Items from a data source
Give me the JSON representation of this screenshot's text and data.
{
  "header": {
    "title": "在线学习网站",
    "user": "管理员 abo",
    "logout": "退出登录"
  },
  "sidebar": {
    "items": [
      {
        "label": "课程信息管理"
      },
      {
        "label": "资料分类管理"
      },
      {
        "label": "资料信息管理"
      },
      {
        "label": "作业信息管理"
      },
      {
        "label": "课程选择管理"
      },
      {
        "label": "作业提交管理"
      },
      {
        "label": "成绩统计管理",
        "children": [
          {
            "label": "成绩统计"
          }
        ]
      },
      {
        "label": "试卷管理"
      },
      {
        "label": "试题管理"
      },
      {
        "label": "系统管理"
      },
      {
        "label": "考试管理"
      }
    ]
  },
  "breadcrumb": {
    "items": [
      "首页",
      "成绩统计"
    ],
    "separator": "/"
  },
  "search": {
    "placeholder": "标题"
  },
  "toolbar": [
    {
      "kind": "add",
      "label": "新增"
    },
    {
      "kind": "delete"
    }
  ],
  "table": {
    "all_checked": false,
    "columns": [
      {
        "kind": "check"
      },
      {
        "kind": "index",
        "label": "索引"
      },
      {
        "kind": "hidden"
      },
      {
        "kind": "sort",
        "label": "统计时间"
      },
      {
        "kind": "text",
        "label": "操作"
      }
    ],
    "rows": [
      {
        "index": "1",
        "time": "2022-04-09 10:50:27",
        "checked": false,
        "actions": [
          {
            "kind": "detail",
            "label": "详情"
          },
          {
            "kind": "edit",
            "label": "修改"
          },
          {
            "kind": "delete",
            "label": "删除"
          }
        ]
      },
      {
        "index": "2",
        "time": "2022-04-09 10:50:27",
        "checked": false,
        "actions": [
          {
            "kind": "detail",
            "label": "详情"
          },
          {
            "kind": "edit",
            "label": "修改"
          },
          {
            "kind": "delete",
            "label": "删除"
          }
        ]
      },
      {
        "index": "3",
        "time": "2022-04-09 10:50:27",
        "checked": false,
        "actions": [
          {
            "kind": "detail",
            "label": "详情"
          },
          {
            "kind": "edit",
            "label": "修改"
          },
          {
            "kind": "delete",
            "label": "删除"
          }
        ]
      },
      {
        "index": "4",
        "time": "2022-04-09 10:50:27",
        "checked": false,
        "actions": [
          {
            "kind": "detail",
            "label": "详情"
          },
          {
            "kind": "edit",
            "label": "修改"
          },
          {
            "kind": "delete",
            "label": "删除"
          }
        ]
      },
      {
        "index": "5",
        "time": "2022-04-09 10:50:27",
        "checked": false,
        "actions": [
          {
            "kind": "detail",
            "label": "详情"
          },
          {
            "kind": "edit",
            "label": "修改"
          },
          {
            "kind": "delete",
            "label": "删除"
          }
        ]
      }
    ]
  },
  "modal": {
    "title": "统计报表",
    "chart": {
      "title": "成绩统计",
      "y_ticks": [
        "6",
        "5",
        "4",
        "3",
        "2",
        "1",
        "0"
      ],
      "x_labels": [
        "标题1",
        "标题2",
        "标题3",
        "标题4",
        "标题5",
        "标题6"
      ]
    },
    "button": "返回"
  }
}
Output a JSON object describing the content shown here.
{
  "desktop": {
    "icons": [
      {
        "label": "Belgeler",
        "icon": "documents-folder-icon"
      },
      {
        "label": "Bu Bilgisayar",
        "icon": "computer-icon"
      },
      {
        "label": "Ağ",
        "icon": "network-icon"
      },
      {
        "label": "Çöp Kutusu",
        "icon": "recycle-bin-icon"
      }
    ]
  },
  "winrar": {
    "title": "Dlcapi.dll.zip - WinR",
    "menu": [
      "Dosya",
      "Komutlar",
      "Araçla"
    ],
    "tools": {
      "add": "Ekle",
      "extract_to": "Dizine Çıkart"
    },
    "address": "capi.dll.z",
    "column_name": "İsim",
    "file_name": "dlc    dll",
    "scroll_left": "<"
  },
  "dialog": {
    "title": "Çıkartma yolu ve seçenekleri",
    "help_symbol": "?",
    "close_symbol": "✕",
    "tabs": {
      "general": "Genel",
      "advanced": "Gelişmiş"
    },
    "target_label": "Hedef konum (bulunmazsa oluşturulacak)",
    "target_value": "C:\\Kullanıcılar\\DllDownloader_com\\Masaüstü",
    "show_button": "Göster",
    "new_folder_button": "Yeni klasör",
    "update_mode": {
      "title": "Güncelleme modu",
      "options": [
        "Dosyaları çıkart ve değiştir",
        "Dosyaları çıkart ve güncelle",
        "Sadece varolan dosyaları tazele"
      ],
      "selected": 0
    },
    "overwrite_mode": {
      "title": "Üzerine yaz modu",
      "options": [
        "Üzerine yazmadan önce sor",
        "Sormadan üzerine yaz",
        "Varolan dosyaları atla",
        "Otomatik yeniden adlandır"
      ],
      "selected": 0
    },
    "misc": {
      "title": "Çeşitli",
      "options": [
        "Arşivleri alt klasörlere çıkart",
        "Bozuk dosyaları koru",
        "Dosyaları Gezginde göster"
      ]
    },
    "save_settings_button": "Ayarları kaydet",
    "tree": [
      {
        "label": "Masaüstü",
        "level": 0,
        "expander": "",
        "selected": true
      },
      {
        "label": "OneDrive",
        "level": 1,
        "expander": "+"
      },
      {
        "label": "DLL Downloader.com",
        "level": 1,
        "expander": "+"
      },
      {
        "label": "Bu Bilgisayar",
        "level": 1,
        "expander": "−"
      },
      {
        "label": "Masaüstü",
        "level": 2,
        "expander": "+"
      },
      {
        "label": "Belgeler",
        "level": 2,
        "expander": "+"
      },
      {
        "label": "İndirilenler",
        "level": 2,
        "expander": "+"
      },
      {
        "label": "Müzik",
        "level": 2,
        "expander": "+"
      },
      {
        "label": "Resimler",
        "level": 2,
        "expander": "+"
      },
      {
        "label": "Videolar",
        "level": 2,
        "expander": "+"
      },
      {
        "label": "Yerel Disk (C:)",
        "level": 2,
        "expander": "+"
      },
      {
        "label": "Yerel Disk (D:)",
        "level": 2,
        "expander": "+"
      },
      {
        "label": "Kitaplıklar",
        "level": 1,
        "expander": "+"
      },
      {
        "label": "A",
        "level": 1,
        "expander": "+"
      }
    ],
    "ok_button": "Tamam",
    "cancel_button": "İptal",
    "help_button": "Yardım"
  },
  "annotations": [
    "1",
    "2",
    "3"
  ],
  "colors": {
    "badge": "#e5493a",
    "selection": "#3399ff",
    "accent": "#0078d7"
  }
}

## Short task
Every entry must be output again, exactly as written above.

## Exercise result
Give me the JSON representation of this screenshot's text and data.
{
  "header": {
    "title": "在线学习网站",
    "user": "管理员 abo",
    "logout": "退出登录"
  },
  "sidebar": {
    "items": [
      {
        "label": "课程信息管理"
      },
      {
        "label": "资料分类管理"
      },
      {
        "label": "资料信息管理"
      },
      {
        "label": "作业信息管理"
      },
      {
        "label": "课程选择管理"
      },
      {
        "label": "作业提交管理"
      },
      {
        "label": "成绩统计管理",
        "children": [
          {
            "label": "成绩统计"
          }
        ]
      },
      {
        "label": "试卷管理"
      },
      {
        "label": "试题管理"
      },
      {
        "label": "系统管理"
      },
      {
        "label": "考试管理"
      }
    ]
  },
  "breadcrumb": {
    "items": [
      "首页",
      "成绩统计"
    ],
    "separator": "/"
  },
  "search": {
    "placeholder": "标题"
  },
  "toolbar": [
    {
      "kind": "add",
      "label": "新增"
    },
    {
      "kind": "delete"
    }
  ],
  "table": {
    "all_checked": false,
    "columns": [
      {
        "kind": "check"
      },
      {
        "kind": "index",
        "label": "索引"
      },
      {
        "kind": "hidden"
      },
      {
        "kind": "sort",
        "label": "统计时间"
      },
      {
        "kind": "text",
        "label": "操作"
      }
    ],
    "rows": [
      {
        "index": "1",
        "time": "2022-04-09 10:50:27",
        "checked": false,
        "actions": [
          {
            "kind": "detail",
            "label": "详情"
          },
          {
            "kind": "edit",
            "label": "修改"
          },
          {
            "kind": "delete",
            "label": "删除"
          }
        ]
      },
      {
        "index": "2",
        "time": "2022-04-09 10:50:27",
        "checked": false,
        "actions": [
          {
            "kind": "detail",
            "label": "详情"
          },
          {
            "kind": "edit",
            "label": "修改"
          },
          {
            "kind": "delete",
            "label": "删除"
          }
        ]
      },
      {
        "index": "3",
        "time": "2022-04-09 10:50:27",
        "checked": false,
        "actions": [
          {
            "kind": "detail",
            "label": "详情"
          },
          {
            "kind": "edit",
            "label": "修改"
          },
          {
            "kind": "delete",
            "label": "删除"
          }
        ]
      },
      {
        "index": "4",
        "time": "2022-04-09 10:50:27",
        "checked": false,
        "actions": [
          {
            "kind": "detail",
            "label": "详情"
          },
          {
            "kind": "edit",
            "label": "修改"
          },
          {
            "kind": "delete",
            "label": "删除"
          }
        ]
      },
      {
        "index": "5",
        "time": "2022-04-09 10:50:27",
        "checked": false,
        "actions": [
          {
            "kind": "detail",
            "label": "详情"
          },
          {
            "kind": "edit",
            "label": "修改"
          },
          {
            "kind": "delete",
            "label": "删除"
          }
        ]
      }
    ]
  },
  "modal": {
    "title": "统计报表",
    "chart": {
      "title": "成绩统计",
      "y_ticks": [
        "6",
        "5",
        "4",
        "3",
        "2",
        "1",
        "0"
      ],
      "x_labels": [
        "标题1",
        "标题2",
        "标题3",
        "标题4",
        "标题5",
        "标题6"
      ]
    },
    "button": "返回"
  }
}
Output a JSON object describing the content shown here.
{
  "desktop": {
    "icons": [
      {
        "label": "Belgeler",
        "icon": "documents-folder-icon"
      },
      {
        "label": "Bu Bilgisayar",
        "icon": "computer-icon"
      },
      {
        "label": "Ağ",
        "icon": "network-icon"
      },
      {
        "label": "Çöp Kutusu",
        "icon": "recycle-bin-icon"
      }
    ]
  },
  "winrar": {
    "title": "Dlcapi.dll.zip - WinR",
    "menu": [
      "Dosya",
      "Komutlar",
      "Araçla"
    ],
    "tools": {
      "add": "Ekle",
      "extract_to": "Dizine Çıkart"
    },
    "address": "capi.dll.z",
    "column_name": "İsim",
    "file_name": "dlc    dll",
    "scroll_left": "<"
  },
  "dialog": {
    "title": "Çıkartma yolu ve seçenekleri",
    "help_symbol": "?",
    "close_symbol": "✕",
    "tabs": {
      "general": "Genel",
      "advanced": "Gelişmiş"
    },
    "target_label": "Hedef konum (bulunmazsa oluşturulacak)",
    "target_value": "C:\\Kullanıcılar\\DllDownloader_com\\Masaüstü",
    "show_button": "Göster",
    "new_folder_button": "Yeni klasör",
    "update_mode": {
      "title": "Güncelleme modu",
      "options": [
        "Dosyaları çıkart ve değiştir",
        "Dosyaları çıkart ve güncelle",
        "Sadece varolan dosyaları tazele"
      ],
      "selected": 0
    },
    "overwrite_mode": {
      "title": "Üzerine yaz modu",
      "options": [
        "Üzerine yazmadan önce sor",
        "Sormadan üzerine yaz",
        "Varolan dosyaları atla",
        "Otomatik yeniden adlandır"
      ],
      "selected": 0
    },
    "misc": {
      "title": "Çeşitli",
      "options": [
        "Arşivleri alt klasörlere çıkart",
        "Bozuk dosyaları koru",
        "Dosyaları Gezginde göster"
      ]
    },
    "save_settings_button": "Ayarları kaydet",
    "tree": [
      {
        "label": "Masaüstü",
        "level": 0,
        "expander": "",
        "selected": true
      },
      {
        "label": "OneDrive",
        "level": 1,
        "expander": "+"
      },
      {
        "label": "DLL Downloader.com",
        "level": 1,
        "expander": "+"
      },
      {
        "label": "Bu Bilgisayar",
        "level": 1,
        "expander": "−"
      },
      {
        "label": "Masaüstü",
        "level": 2,
        "expander": "+"
      },
      {
        "label": "Belgeler",
        "level": 2,
        "expander": "+"
      },
      {
        "label": "İndirilenler",
        "level": 2,
        "expander": "+"
      },
      {
        "label": "Müzik",
        "level": 2,
        "expander": "+"
      },
      {
        "label": "Resimler",
        "level": 2,
        "expander": "+"
      },
      {
        "label": "Videolar",
        "level": 2,
        "expander": "+"
      },
      {
        "label": "Yerel Disk (C:)",
        "level": 2,
        "expander": "+"
      },
      {
        "label": "Yerel Disk (D:)",
        "level": 2,
        "expander": "+"
      },
      {
        "label": "Kitaplıklar",
        "level": 1,
        "expander": "+"
      },
      {
        "label": "A",
        "level": 1,
        "expander": "+"
      }
    ],
    "ok_button": "Tamam",
    "cancel_button": "İptal",
    "help_button": "Yardım"
  },
  "annotations": [
    "1",
    "2",
    "3"
  ],
  "colors": {
    "badge": "#e5493a",
    "selection": "#3399ff",
    "accent": "#0078d7"
  }
}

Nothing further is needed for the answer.